§ **DIRECTION**:
Copy out everything from the start of the records below down to the line containing "y-tick-label: 800.000 [85,190,139,207]", and include that line.

=== LISTED RECORDS ===

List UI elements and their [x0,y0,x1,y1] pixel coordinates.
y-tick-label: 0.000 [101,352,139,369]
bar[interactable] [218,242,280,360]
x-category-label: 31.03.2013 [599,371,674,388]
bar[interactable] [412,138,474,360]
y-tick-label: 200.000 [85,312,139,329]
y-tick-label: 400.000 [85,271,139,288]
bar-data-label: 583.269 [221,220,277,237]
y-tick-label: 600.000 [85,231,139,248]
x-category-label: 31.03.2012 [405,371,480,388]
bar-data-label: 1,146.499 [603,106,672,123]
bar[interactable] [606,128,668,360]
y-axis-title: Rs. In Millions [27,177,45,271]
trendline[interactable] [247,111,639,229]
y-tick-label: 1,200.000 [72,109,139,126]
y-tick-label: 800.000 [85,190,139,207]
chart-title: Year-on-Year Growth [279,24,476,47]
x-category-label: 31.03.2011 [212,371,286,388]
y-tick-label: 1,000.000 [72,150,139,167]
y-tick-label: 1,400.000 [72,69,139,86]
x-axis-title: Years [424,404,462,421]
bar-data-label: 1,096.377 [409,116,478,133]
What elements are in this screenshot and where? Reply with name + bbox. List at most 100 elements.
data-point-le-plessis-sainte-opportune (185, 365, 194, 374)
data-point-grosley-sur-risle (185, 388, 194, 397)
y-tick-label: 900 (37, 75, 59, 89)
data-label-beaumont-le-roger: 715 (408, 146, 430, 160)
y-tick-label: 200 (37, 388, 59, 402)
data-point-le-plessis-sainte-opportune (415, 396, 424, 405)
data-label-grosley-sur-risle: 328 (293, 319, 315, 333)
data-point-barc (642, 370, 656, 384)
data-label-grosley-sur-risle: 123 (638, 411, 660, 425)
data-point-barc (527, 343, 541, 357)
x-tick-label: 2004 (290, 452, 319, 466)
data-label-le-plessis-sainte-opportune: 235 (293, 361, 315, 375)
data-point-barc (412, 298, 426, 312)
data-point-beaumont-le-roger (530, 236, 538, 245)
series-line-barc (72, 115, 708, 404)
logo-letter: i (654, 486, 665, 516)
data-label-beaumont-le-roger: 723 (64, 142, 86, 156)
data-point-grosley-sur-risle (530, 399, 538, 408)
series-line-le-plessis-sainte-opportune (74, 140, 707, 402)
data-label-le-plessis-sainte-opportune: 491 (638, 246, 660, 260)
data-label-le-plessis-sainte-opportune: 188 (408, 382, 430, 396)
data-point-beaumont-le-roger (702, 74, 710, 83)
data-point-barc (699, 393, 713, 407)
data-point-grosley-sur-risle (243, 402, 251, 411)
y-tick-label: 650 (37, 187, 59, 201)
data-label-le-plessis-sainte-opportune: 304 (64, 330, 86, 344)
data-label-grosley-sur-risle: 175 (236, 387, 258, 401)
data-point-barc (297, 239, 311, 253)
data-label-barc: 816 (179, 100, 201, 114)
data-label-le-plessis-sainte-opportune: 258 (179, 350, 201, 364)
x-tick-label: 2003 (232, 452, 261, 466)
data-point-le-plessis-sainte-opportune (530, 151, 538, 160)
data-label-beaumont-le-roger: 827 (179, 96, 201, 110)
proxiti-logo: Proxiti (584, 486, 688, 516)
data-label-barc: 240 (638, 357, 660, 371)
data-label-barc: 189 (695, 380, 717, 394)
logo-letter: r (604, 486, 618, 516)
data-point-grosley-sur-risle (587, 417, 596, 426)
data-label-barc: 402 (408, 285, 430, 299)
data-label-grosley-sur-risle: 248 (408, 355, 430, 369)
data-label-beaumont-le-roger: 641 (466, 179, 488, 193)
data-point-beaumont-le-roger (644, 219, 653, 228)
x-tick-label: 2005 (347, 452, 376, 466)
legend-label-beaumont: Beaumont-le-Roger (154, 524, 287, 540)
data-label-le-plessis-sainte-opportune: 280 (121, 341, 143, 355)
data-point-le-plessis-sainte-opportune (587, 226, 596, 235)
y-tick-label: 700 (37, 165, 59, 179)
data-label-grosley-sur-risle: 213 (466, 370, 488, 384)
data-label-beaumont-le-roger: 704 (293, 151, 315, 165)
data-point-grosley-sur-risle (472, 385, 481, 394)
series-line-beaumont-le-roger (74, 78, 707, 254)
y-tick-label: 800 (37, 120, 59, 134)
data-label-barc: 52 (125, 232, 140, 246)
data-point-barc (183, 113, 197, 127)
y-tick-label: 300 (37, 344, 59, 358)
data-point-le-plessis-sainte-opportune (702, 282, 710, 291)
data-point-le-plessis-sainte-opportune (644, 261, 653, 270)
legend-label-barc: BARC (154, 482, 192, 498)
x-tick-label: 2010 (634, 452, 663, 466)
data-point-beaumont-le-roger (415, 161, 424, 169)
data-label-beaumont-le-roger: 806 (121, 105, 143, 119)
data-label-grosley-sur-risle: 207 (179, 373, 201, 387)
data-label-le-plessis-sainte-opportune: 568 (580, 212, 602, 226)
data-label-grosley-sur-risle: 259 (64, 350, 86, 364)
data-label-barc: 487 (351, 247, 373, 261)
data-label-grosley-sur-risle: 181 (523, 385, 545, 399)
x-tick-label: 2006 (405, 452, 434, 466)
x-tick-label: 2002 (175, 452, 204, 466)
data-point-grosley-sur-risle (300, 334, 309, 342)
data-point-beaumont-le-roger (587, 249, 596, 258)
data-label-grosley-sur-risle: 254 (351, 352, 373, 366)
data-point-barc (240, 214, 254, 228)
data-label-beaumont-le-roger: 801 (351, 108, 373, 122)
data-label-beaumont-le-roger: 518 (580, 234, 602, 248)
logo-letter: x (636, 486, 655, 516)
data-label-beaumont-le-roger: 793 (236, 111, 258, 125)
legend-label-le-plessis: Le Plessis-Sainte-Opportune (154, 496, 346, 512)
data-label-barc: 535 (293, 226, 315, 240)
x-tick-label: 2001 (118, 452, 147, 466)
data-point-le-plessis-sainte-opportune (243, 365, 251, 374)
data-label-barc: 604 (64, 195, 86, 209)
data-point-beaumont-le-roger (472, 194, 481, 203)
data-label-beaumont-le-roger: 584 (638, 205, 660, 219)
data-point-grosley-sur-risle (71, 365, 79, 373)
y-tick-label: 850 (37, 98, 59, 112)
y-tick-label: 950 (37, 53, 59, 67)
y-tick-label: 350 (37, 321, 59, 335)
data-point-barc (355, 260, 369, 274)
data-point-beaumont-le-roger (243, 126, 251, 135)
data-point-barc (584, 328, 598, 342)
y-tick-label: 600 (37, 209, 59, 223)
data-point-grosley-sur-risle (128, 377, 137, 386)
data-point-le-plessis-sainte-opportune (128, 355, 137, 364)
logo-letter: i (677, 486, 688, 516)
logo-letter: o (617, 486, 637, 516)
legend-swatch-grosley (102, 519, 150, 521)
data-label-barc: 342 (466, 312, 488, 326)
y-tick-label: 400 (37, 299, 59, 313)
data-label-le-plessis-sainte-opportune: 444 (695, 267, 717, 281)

===

§ **RESULT FOR THIS EXERCISE**:
List UI elements and their [x0,y0,x1,y1] pixel coordinates.
y-tick-label: 0.000 [101,352,139,369]
bar[interactable] [218,242,280,360]
x-category-label: 31.03.2013 [599,371,674,388]
bar[interactable] [412,138,474,360]
y-tick-label: 200.000 [85,312,139,329]
y-tick-label: 400.000 [85,271,139,288]
bar-data-label: 583.269 [221,220,277,237]
y-tick-label: 600.000 [85,231,139,248]
x-category-label: 31.03.2012 [405,371,480,388]
bar-data-label: 1,146.499 [603,106,672,123]
bar[interactable] [606,128,668,360]
y-axis-title: Rs. In Millions [27,177,45,271]
trendline[interactable] [247,111,639,229]
y-tick-label: 1,200.000 [72,109,139,126]
y-tick-label: 800.000 [85,190,139,207]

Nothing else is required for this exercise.